Show all lines holding "suffrages".
[start of Given information]
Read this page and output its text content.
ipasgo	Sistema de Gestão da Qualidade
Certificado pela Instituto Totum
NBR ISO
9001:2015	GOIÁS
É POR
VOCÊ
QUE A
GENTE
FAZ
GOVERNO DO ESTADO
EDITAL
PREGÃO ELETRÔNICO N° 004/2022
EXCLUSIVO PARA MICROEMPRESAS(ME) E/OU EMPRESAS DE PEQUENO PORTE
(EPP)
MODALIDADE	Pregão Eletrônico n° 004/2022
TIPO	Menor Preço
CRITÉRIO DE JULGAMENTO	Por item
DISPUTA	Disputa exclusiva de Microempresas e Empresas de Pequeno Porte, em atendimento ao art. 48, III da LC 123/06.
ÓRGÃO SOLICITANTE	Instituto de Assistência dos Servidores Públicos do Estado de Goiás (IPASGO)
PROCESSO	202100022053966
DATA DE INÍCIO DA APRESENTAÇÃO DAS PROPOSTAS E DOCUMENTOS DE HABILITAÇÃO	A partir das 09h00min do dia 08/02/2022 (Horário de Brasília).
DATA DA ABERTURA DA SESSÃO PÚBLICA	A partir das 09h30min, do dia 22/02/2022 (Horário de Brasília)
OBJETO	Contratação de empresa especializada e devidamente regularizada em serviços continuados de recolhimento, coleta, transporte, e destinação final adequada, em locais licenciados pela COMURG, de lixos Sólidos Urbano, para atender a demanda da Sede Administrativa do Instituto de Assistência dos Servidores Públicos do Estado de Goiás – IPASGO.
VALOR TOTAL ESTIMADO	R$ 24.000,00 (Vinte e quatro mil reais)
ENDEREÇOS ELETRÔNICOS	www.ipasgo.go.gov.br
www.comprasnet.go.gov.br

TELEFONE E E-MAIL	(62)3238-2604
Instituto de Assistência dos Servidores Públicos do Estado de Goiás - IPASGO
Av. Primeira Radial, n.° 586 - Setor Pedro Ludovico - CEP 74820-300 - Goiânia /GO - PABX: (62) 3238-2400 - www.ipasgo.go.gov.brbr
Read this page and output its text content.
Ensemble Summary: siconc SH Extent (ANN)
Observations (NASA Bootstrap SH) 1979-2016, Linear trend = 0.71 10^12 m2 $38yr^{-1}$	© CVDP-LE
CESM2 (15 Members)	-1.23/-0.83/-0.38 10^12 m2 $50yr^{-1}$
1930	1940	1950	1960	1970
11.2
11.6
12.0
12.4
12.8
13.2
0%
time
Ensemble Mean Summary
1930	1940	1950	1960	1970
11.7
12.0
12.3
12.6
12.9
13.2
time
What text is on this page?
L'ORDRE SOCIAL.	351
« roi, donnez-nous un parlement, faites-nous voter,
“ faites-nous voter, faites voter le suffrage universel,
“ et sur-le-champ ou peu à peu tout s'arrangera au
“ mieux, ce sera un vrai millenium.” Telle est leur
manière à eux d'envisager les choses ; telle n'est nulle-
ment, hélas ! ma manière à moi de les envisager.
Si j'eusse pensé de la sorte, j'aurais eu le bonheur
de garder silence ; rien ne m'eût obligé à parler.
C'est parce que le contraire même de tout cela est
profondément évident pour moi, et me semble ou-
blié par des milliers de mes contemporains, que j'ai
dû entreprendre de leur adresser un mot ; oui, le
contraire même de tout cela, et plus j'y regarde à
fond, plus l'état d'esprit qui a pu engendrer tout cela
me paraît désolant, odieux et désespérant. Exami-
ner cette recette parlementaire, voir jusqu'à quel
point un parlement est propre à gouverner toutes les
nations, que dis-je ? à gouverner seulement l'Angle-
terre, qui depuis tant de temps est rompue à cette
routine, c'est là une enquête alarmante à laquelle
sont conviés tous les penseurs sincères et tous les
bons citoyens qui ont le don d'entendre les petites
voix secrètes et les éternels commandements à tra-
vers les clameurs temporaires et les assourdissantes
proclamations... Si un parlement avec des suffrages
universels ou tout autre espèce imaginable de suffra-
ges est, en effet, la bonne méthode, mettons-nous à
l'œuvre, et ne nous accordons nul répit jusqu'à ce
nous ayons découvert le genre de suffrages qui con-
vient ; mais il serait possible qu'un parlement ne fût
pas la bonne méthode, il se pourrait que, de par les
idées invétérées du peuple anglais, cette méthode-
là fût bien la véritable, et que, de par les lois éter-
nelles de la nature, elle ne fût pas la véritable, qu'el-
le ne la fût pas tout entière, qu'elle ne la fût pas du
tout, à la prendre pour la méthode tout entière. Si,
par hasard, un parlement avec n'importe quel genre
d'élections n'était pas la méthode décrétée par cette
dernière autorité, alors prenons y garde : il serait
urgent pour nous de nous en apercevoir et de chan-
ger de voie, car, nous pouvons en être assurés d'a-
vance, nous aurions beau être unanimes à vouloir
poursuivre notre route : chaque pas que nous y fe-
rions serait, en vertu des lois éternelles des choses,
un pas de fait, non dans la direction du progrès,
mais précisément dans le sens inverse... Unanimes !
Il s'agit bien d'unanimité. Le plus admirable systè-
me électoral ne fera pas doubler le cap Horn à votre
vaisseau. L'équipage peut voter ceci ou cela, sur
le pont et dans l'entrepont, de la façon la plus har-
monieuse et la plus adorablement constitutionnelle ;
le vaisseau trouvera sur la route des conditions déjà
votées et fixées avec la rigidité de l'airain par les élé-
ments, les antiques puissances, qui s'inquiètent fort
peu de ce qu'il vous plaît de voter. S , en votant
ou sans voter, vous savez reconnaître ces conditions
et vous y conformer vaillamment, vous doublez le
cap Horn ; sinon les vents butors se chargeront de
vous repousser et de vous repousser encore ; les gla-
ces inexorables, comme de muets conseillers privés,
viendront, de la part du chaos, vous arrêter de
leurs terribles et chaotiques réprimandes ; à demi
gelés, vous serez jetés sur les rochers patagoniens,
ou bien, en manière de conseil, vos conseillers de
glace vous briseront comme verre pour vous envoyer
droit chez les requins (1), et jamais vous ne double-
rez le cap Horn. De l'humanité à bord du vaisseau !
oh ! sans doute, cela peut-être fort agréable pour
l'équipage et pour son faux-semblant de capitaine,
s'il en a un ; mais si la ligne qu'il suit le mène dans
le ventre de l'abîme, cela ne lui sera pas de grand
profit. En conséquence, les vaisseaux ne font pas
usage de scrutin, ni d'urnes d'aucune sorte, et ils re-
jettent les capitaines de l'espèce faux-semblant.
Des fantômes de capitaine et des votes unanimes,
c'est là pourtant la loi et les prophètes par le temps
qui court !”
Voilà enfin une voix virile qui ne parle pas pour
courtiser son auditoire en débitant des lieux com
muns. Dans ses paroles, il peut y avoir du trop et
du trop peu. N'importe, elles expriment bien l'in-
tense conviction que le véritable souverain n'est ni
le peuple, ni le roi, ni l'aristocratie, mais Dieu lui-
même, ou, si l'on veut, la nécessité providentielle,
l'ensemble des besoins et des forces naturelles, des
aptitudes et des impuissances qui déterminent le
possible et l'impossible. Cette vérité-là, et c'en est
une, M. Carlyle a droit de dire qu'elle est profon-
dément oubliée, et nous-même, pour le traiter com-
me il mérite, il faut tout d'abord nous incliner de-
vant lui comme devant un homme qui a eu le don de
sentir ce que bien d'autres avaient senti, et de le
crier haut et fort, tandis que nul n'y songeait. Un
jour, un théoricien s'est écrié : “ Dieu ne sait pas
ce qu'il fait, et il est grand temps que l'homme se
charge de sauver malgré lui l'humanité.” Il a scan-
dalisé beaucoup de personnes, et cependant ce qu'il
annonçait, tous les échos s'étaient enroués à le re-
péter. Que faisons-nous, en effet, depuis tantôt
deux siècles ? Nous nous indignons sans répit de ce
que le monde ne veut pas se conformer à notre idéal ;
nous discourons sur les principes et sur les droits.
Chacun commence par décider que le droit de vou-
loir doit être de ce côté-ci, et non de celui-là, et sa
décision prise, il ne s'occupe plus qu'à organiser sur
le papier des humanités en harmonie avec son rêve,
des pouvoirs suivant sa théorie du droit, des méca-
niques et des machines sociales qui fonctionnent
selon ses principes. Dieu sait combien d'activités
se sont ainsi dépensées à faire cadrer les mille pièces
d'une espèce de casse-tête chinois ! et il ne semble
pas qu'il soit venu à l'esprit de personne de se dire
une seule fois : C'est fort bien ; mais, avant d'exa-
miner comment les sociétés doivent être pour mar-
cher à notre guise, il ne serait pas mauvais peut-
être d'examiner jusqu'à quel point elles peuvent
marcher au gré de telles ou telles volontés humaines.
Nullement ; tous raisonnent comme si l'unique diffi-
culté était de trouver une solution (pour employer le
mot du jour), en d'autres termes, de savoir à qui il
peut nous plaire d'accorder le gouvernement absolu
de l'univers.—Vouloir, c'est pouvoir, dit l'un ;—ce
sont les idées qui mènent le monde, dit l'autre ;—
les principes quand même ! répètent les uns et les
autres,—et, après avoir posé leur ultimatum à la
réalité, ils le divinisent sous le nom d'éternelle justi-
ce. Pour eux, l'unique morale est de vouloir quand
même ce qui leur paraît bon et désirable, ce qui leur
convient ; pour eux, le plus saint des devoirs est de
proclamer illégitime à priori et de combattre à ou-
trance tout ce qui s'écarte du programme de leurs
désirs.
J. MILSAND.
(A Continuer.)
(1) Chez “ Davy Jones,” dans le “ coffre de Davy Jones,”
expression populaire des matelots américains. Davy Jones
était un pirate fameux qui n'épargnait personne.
[end of Given information]
_Written response_:
proclamations... Si un parlement avec des suffrages
nous ayons découvert le genre de suffrages qui con-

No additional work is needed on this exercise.